* [PROBLEM]
Extract, from the records beneath this instruction, each line that contains the word "Jangan".

* [DATASET ENTRIES]
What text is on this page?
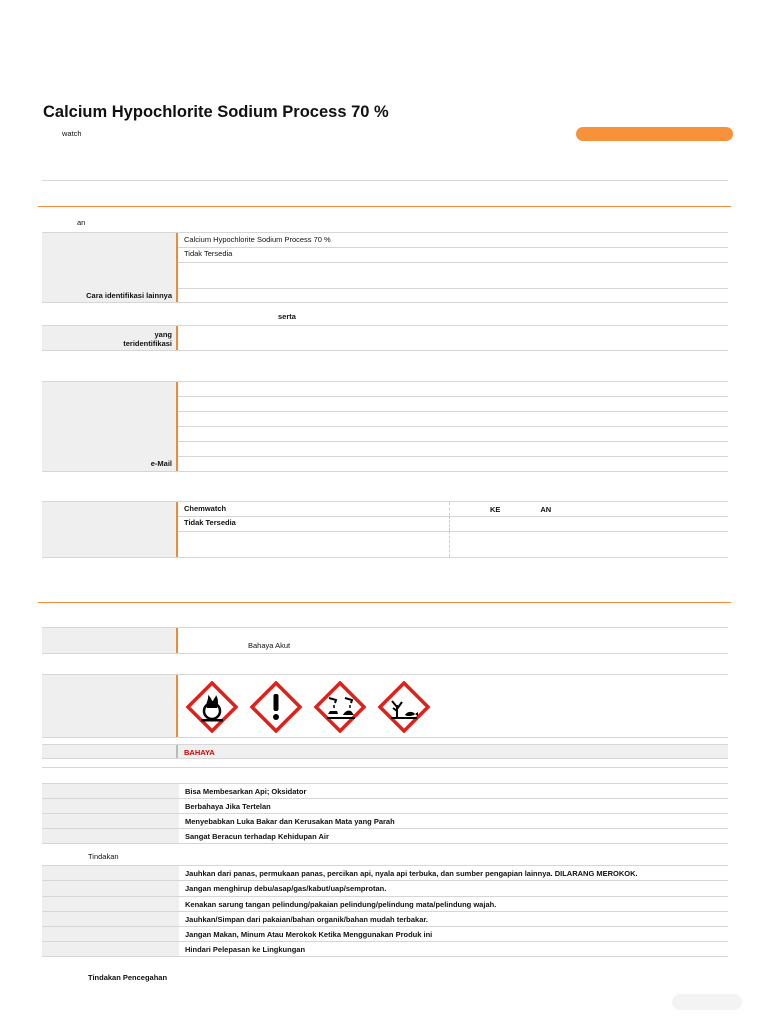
Calcium Hypochlorite Sodium Process 70 %
watch
an
Calcium Hypochlorite Sodium Process 70 %
Tidak Tersedia
Cara identifikasi lainnya
serta
yang
teridentifikasi
e-Mail
Chemwatch	KE	AN
Tidak Tersedia
Bahaya Akut
BAHAYA
Bisa Membesarkan Api; Oksidator
Berbahaya Jika Tertelan
Menyebabkan Luka Bakar dan Kerusakan Mata yang Parah
Sangat Beracun terhadap Kehidupan Air
Tindakan
Jauhkan dari panas, permukaan panas, percikan api, nyala api terbuka, dan sumber pengapian lainnya. DILARANG MEROKOK.
Jangan menghirup debu/asap/gas/kabut/uap/semprotan.
Kenakan sarung tangan pelindung/pakaian pelindung/pelindung mata/pelindung wajah.
Jauhkan/Simpan dari pakaian/bahan organik/bahan mudah terbakar.
Jangan Makan, Minum Atau Merokok Ketika Menggunakan Produk ini
Hindari Pelepasan ke Lingkungan
Tindakan Pencegahan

* [RESPONSE TO THIS EXERCISE]
Jangan menghirup debu/asap/gas/kabut/uap/semprotan.
Jangan Makan, Minum Atau Merokok Ketika Menggunakan Produk ini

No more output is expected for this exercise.